» **DATASET ENTRIES**:
------------

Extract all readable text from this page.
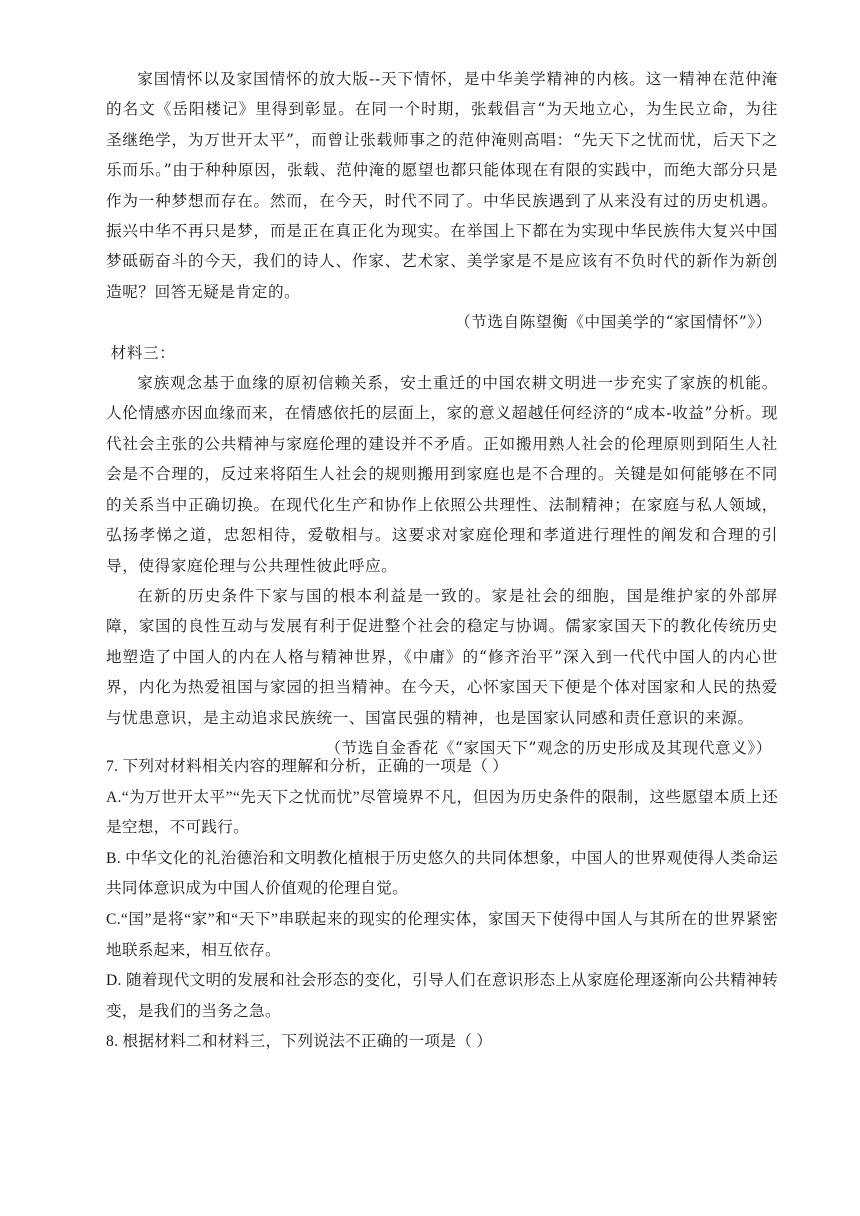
家国情怀以及家国情怀的放大版--天下情怀，是中华美学精神的内核。这一精神在范仲淹的名文《岳阳楼记》里得到彰显。在同一个时期，张载倡言“为天地立心，为生民立命，为往圣继绝学，为万世开太平”，而曾让张载师事之的范仲淹则高唱：“先天下之忧而忧，后天下之乐而乐。”由于种种原因，张载、范仲淹的愿望也都只能体现在有限的实践中，而绝大部分只是作为一种梦想而存在。然而，在今天，时代不同了。中华民族遇到了从来没有过的历史机遇。振兴中华不再只是梦，而是正在真正化为现实。在举国上下都在为实现中华民族伟大复兴中国梦砥砺奋斗的今天，我们的诗人、作家、艺术家、美学家是不是应该有不负时代的新作为新创造呢？回答无疑是肯定的。

（节选自陈望衡《中国美学的“家国情怀”》）

材料三：

家族观念基于血缘的原初信赖关系，安土重迁的中国农耕文明进一步充实了家族的机能。人伦情感亦因血缘而来，在情感依托的层面上，家的意义超越任何经济的“成本-收益”分析。现代社会主张的公共精神与家庭伦理的建设并不矛盾。正如搬用熟人社会的伦理原则到陌生人社会是不合理的，反过来将陌生人社会的规则搬用到家庭也是不合理的。关键是如何能够在不同的关系当中正确切换。在现代化生产和协作上依照公共理性、法制精神；在家庭与私人领域，弘扬孝悌之道，忠恕相待，爱敬相与。这要求对家庭伦理和孝道进行理性的阐发和合理的引导，使得家庭伦理与公共理性彼此呼应。

在新的历史条件下家与国的根本利益是一致的。家是社会的细胞，国是维护家的外部屏障，家国的良性互动与发展有利于促进整个社会的稳定与协调。儒家家国天下的教化传统历史地塑造了中国人的内在人格与精神世界，《中庸》的“修齐治平”深入到一代代中国人的内心世界，内化为热爱祖国与家园的担当精神。在今天，心怀家国天下便是个体对国家和人民的热爱与忧患意识，是主动追求民族统一、国富民强的精神，也是国家认同感和责任意识的来源。

（节选自金香花《“家国天下”观念的历史形成及其现代意义》）

7. 下列对材料相关内容的理解和分析，正确的一项是（ ）

A.“为万世开太平”“先天下之忧而忧”尽管境界不凡，但因为历史条件的限制，这些愿望本质上还是空想，不可践行。

B. 中华文化的礼治德治和文明教化植根于历史悠久的共同体想象，中国人的世界观使得人类命运共同体意识成为中国人价值观的伦理自觉。

C.“国”是将“家”和“天下”串联起来的现实的伦理实体，家国天下使得中国人与其所在的世界紧密地联系起来，相互依存。

D. 随着现代文明的发展和社会形态的变化，引导人们在意识形态上从家庭伦理逐渐向公共精神转变，是我们的当务之急。

8. 根据材料二和材料三，下列说法不正确的一项是（ ）
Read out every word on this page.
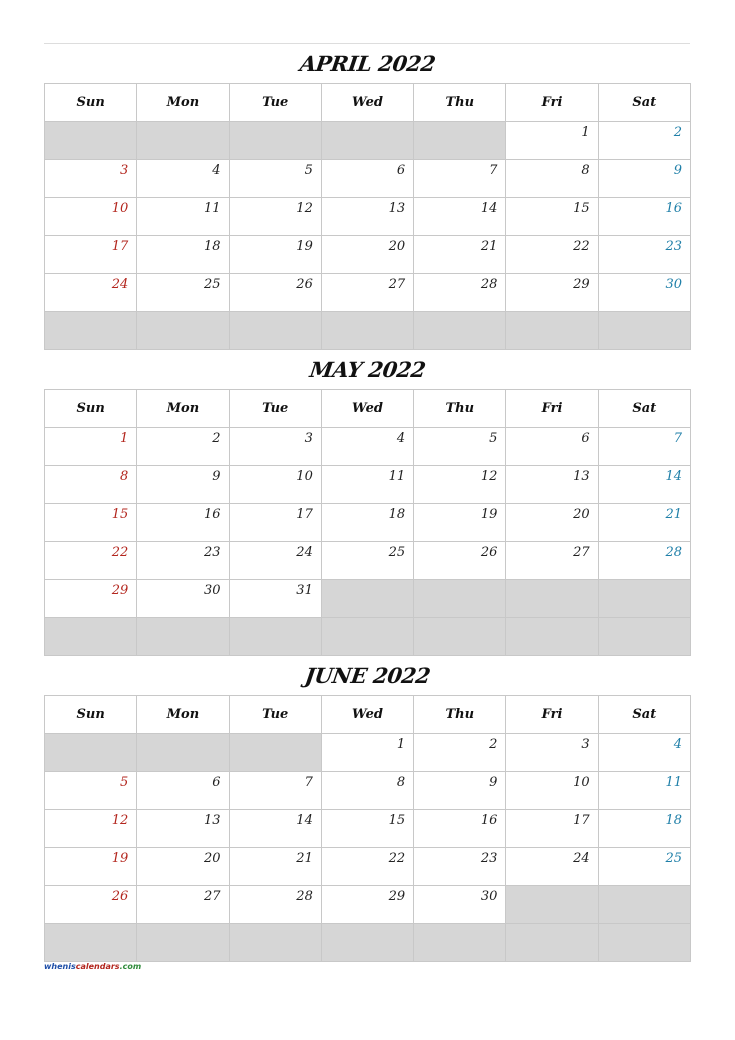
APRIL 2022
Sun	Mon	Tue	Wed	Thu	Fri	Sat

					1	2

3	4	5	6	7	8	9

10	11	12	13	14	15	16

17	18	19	20	21	22	23

24	25	26	27	28	29	30

MAY 2022
Sun	Mon	Tue	Wed	Thu	Fri	Sat

1	2	3	4	5	6	7

8	9	10	11	12	13	14

15	16	17	18	19	20	21

22	23	24	25	26	27	28

29	30	31				

JUNE 2022
Sun	Mon	Tue	Wed	Thu	Fri	Sat

			1	2	3	4

5	6	7	8	9	10	11

12	13	14	15	16	17	18

19	20	21	22	23	24	25

26	27	28	29	30		

wheniscalendars.com
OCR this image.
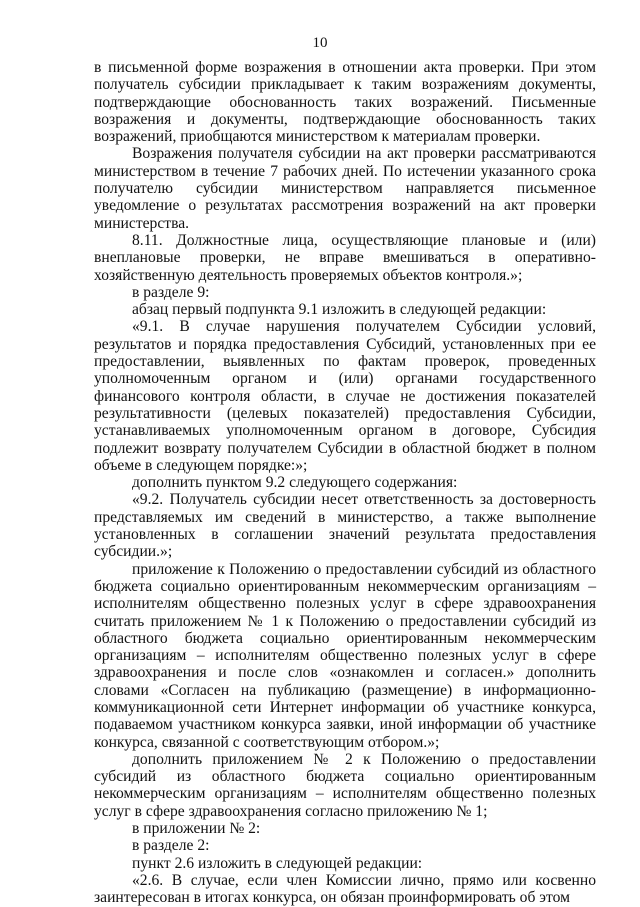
10

в письменной форме возражения в отношении акта проверки. При этом получатель субсидии прикладывает к таким возражениям документы, подтверждающие обоснованность таких возражений. Письменные возражения и документы, подтверждающие обоснованность таких возражений, приобщаются министерством к материалам проверки.

Возражения получателя субсидии на акт проверки рассматриваются министерством в течение 7 рабочих дней. По истечении указанного срока получателю субсидии министерством направляется письменное уведомление о результатах рассмотрения возражений на акт проверки министерства.

8.11. Должностные лица, осуществляющие плановые и (или) внеплановые проверки, не вправе вмешиваться в оперативно-хозяйственную деятельность проверяемых объектов контроля.»;

в разделе 9:

абзац первый подпункта 9.1 изложить в следующей редакции:

«9.1. В случае нарушения получателем Субсидии условий, результатов и порядка предоставления Субсидий, установленных при ее предоставлении, выявленных по фактам проверок, проведенных уполномоченным органом и (или) органами государственного финансового контроля области, в случае не достижения показателей результативности (целевых показателей) предоставления Субсидии, устанавливаемых уполномоченным органом в договоре, Субсидия подлежит возврату получателем Субсидии в областной бюджет в полном объеме в следующем порядке:»;

дополнить пунктом 9.2 следующего содержания:

«9.2. Получатель субсидии несет ответственность за достоверность представляемых им сведений в министерство, а также выполнение установленных в соглашении значений результата предоставления субсидии.»;

приложение к Положению о предоставлении субсидий из областного бюджета социально ориентированным некоммерческим организациям – исполнителям общественно полезных услуг в сфере здравоохранения считать приложением № 1 к Положению о предоставлении субсидий из областного бюджета социально ориентированным некоммерческим организациям – исполнителям общественно полезных услуг в сфере здравоохранения и после слов «ознакомлен и согласен.» дополнить словами «Согласен на публикацию (размещение) в информационно-коммуникационной сети Интернет информации об участнике конкурса, подаваемом участником конкурса заявки, иной информации об участнике конкурса, связанной с соответствующим отбором.»;

дополнить приложением № 2 к Положению о предоставлении субсидий из областного бюджета социально ориентированным некоммерческим организациям – исполнителям общественно полезных услуг в сфере здравоохранения согласно приложению № 1;

в приложении № 2:

в разделе 2:

пункт 2.6 изложить в следующей редакции:

«2.6. В случае, если член Комиссии лично, прямо или косвенно заинтересован в итогах конкурса, он обязан проинформировать об этом
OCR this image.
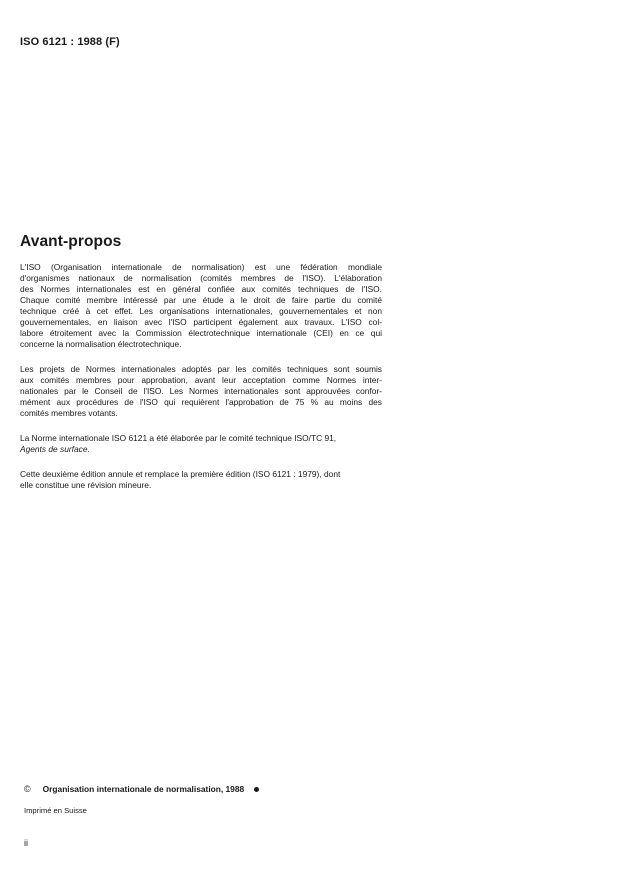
ISO 6121 : 1988 (F)
Avant-propos

L'ISO (Organisation internationale de normalisation) est une fédération mondiale
d'organismes nationaux de normalisation (comités membres de l'ISO). L'élaboration
des Normes internationales est en général confiée aux comités techniques de l'ISO.
Chaque comité membre intéressé par une étude a le droit de faire partie du comité
technique créé à cet effet. Les organisations internationales, gouvernementales et non
gouvernementales, en liaison avec l'ISO participent également aux travaux. L'ISO col-
labore étroitement avec la Commission électrotechnique internationale (CEI) en ce qui
concerne la normalisation électrotechnique.

Les projets de Normes internationales adoptés par les comités techniques sont soumis
aux comités membres pour approbation, avant leur acceptation comme Normes inter-
nationales par le Conseil de l'ISO. Les Normes internationales sont approuvées confor-
mément aux procédures de l'ISO qui requièrent l'approbation de 75 % au moins des
comités membres votants.

La Norme internationale ISO 6121 a été élaborée par le comité technique ISO/TC 91,
Agents de surface.

Cette deuxième édition annule et remplace la première édition (ISO 6121 : 1979), dont
elle constitue une révision mineure.

© Organisation internationale de normalisation, 1988
Imprimé en Suisse
ii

------------

» **STATED GOAL**: Look through the records and gather every line containing "gouvernementales".

» **PROBLEM SOLUTION**:
technique créé à cet effet. Les organisations internationales, gouvernementales et non
gouvernementales, en liaison avec l'ISO participent également aux travaux. L'ISO col-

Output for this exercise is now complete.